EXERCISE DESCRIPTION: Using the data below, copy each line that includes the word "linear".

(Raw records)
** begin **
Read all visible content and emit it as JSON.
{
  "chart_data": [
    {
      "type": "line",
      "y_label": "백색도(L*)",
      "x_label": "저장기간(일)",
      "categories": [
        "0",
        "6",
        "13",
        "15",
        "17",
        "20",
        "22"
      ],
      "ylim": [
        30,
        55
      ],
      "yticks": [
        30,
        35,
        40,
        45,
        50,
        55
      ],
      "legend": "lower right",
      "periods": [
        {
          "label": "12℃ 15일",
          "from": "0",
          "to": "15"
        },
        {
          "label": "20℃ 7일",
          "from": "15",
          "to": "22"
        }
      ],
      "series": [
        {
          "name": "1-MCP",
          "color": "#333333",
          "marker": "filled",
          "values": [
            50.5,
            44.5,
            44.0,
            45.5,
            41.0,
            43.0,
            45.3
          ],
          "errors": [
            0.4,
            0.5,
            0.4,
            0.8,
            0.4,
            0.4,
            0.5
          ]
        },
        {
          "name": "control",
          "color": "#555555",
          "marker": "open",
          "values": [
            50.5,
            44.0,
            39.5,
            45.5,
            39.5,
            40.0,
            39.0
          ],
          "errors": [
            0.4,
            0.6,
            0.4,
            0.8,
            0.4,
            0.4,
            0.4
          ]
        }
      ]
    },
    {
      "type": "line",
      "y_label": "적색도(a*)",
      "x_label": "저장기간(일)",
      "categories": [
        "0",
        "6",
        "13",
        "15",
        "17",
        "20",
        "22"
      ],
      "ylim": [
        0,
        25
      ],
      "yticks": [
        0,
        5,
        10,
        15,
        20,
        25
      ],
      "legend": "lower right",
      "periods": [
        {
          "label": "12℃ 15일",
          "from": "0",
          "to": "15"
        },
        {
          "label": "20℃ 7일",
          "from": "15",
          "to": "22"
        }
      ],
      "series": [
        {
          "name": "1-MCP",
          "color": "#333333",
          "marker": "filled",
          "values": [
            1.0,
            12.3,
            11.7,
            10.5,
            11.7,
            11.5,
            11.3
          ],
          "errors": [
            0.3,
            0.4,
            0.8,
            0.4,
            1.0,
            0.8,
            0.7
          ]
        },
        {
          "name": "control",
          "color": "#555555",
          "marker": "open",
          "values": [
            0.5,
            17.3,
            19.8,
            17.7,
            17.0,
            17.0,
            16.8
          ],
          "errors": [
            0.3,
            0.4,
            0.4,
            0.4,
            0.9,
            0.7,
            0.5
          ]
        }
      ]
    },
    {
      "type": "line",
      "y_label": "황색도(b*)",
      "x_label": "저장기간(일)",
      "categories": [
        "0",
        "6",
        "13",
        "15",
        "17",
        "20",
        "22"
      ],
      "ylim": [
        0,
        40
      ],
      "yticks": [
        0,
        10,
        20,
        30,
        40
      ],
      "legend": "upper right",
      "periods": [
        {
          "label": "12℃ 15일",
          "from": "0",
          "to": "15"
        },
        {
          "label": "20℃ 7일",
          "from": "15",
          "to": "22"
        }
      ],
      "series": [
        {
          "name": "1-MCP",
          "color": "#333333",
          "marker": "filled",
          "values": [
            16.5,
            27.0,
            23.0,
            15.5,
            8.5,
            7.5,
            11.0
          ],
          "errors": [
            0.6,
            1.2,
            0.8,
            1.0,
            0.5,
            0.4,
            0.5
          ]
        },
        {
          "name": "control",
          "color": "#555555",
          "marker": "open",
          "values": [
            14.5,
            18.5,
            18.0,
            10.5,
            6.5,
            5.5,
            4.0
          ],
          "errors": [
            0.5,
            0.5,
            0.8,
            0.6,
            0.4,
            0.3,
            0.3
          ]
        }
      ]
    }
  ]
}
** end **
** begin **
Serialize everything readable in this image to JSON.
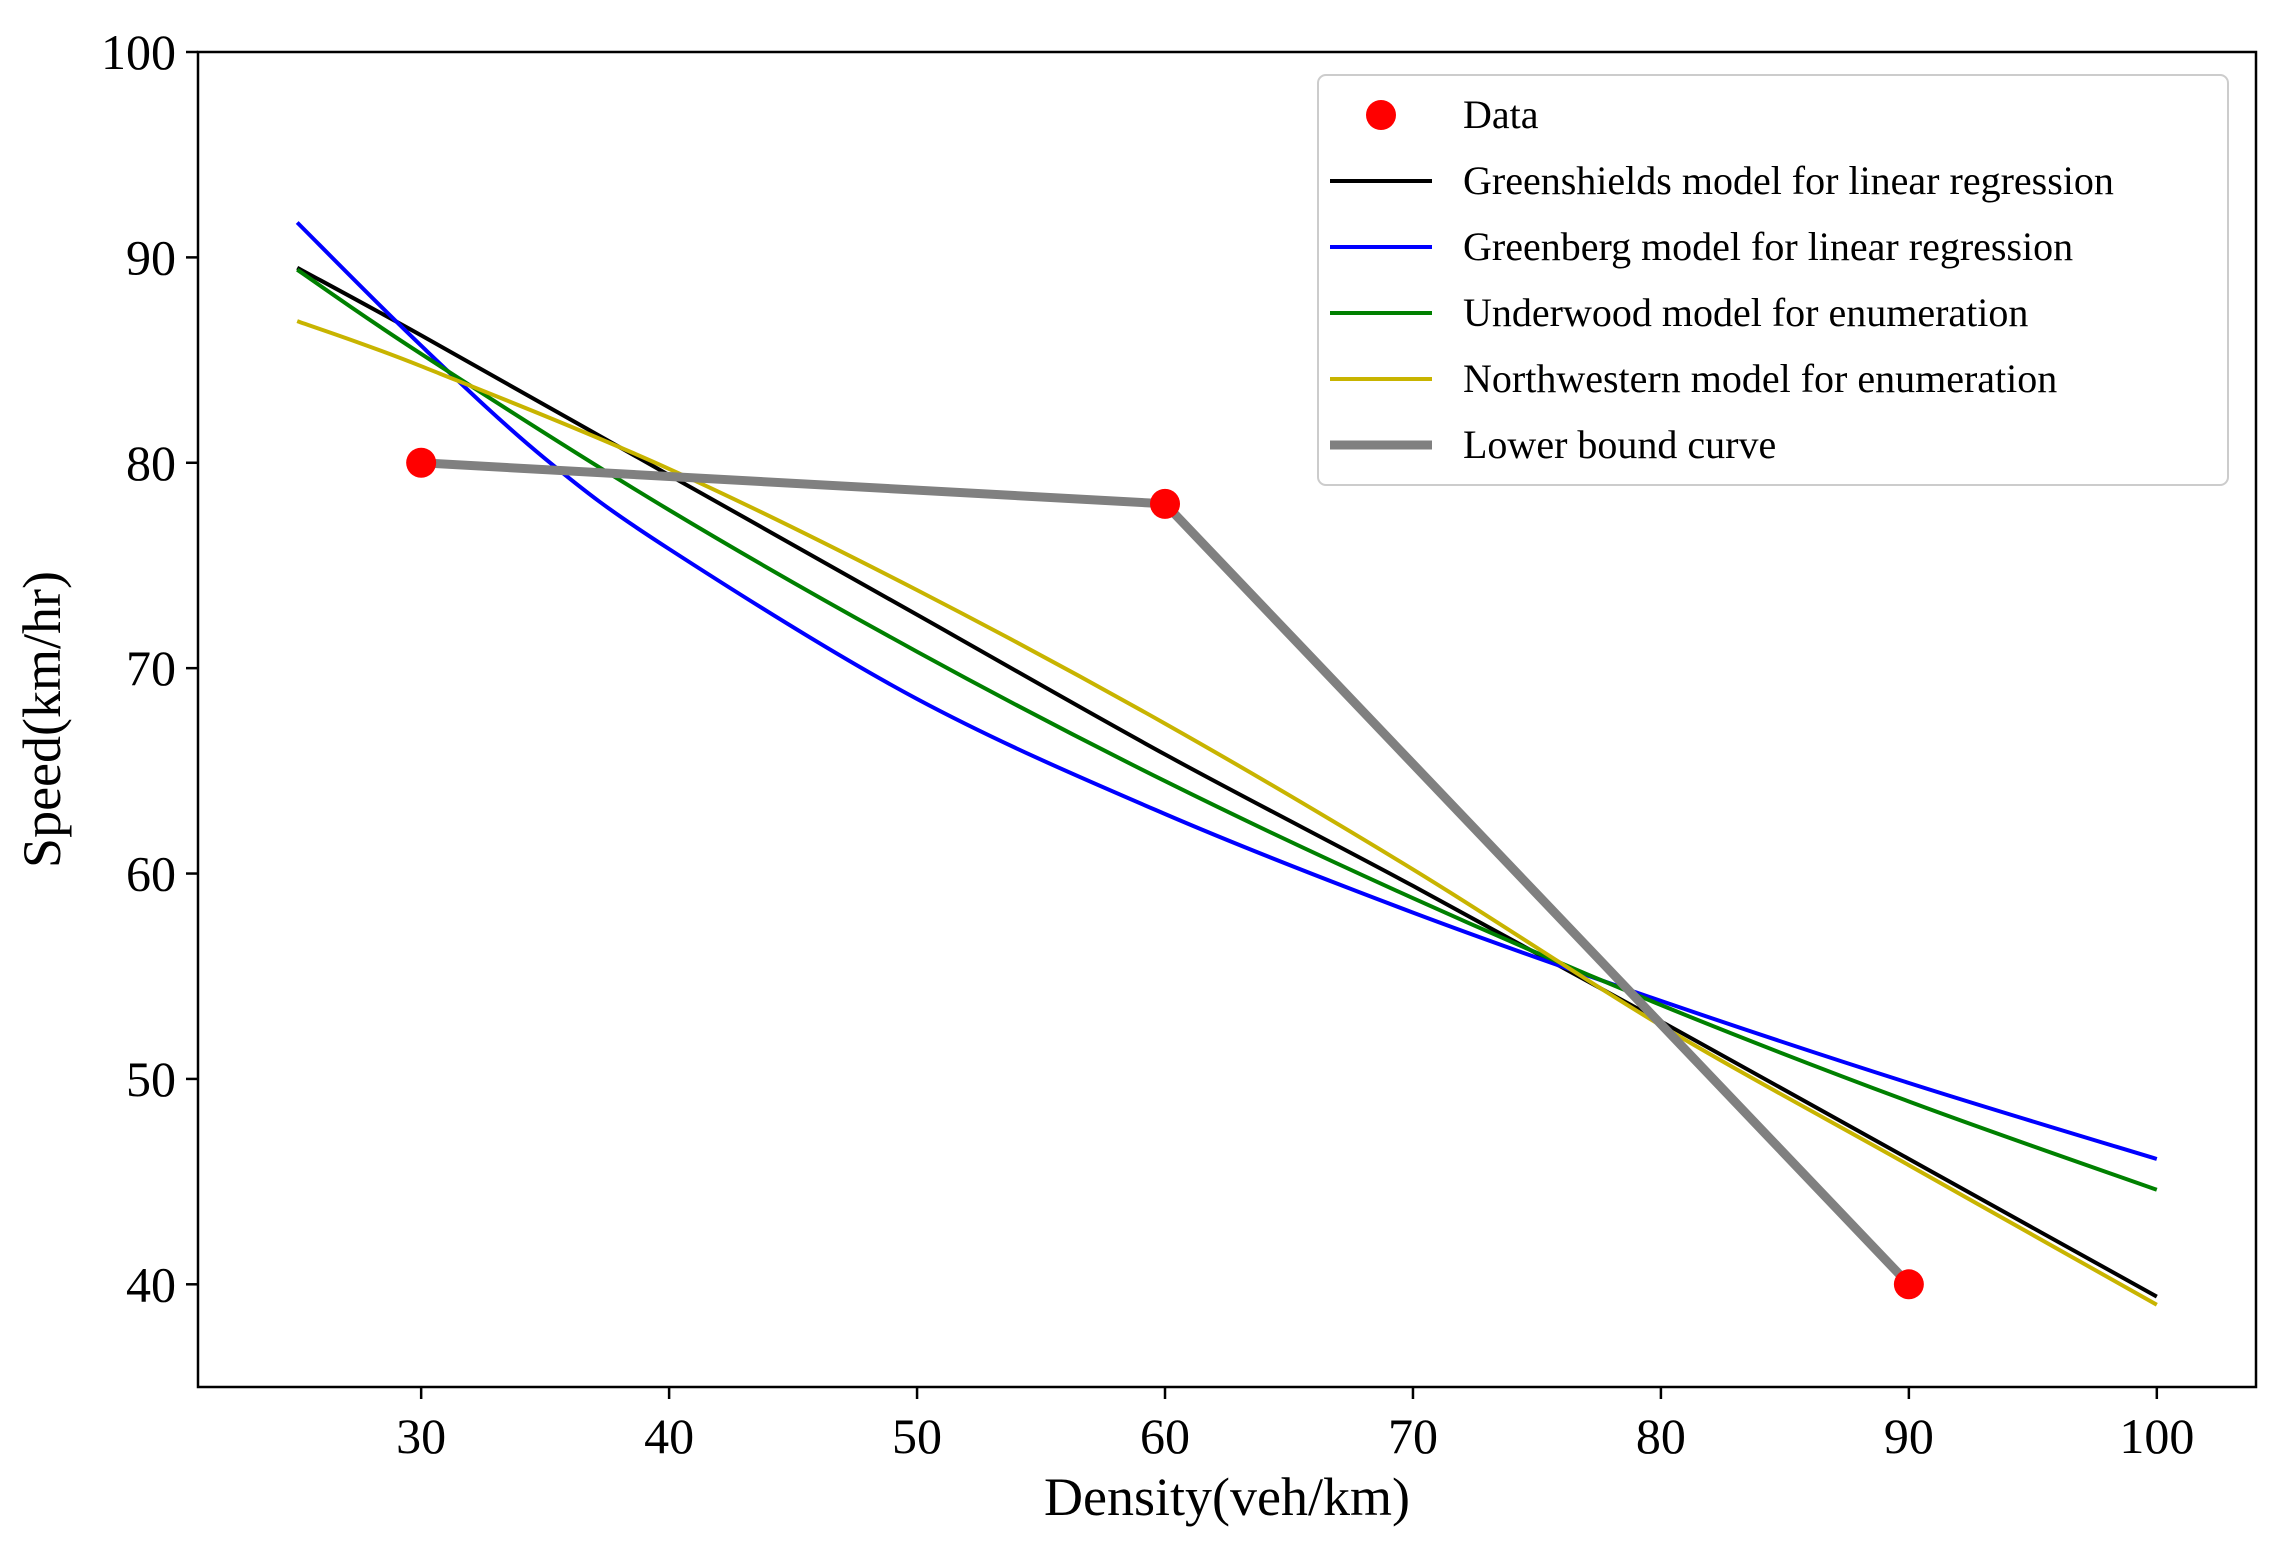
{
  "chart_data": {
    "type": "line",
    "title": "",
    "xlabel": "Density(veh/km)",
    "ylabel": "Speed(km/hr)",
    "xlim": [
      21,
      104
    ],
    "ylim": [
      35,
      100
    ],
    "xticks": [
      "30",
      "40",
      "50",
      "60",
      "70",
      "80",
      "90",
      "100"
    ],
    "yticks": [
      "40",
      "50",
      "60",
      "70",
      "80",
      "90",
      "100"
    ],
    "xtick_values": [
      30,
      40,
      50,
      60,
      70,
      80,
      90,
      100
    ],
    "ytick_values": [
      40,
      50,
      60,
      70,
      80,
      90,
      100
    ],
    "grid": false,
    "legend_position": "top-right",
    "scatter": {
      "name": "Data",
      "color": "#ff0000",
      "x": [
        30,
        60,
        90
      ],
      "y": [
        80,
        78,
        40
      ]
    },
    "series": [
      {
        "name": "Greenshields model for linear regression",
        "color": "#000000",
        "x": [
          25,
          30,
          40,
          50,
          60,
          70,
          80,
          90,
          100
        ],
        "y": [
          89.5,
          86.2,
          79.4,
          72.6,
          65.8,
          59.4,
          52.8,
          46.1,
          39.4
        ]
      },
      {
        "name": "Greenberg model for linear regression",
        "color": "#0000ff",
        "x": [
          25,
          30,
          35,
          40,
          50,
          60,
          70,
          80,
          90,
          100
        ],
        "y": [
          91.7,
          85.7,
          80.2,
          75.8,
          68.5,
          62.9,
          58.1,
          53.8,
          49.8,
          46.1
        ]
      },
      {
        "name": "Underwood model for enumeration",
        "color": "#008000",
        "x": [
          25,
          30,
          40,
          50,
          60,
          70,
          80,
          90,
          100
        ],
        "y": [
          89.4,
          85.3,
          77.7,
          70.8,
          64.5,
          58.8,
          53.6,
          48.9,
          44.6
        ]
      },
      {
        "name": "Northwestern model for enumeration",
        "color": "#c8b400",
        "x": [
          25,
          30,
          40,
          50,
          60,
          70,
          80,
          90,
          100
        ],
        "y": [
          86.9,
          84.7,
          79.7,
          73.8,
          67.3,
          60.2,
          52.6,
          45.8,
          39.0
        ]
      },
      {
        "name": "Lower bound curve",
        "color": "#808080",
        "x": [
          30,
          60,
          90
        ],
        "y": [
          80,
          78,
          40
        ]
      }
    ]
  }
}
** end **
WORKED ANSWER:
        "name": "Greenshields model for linear regression",
        "name": "Greenberg model for linear regression",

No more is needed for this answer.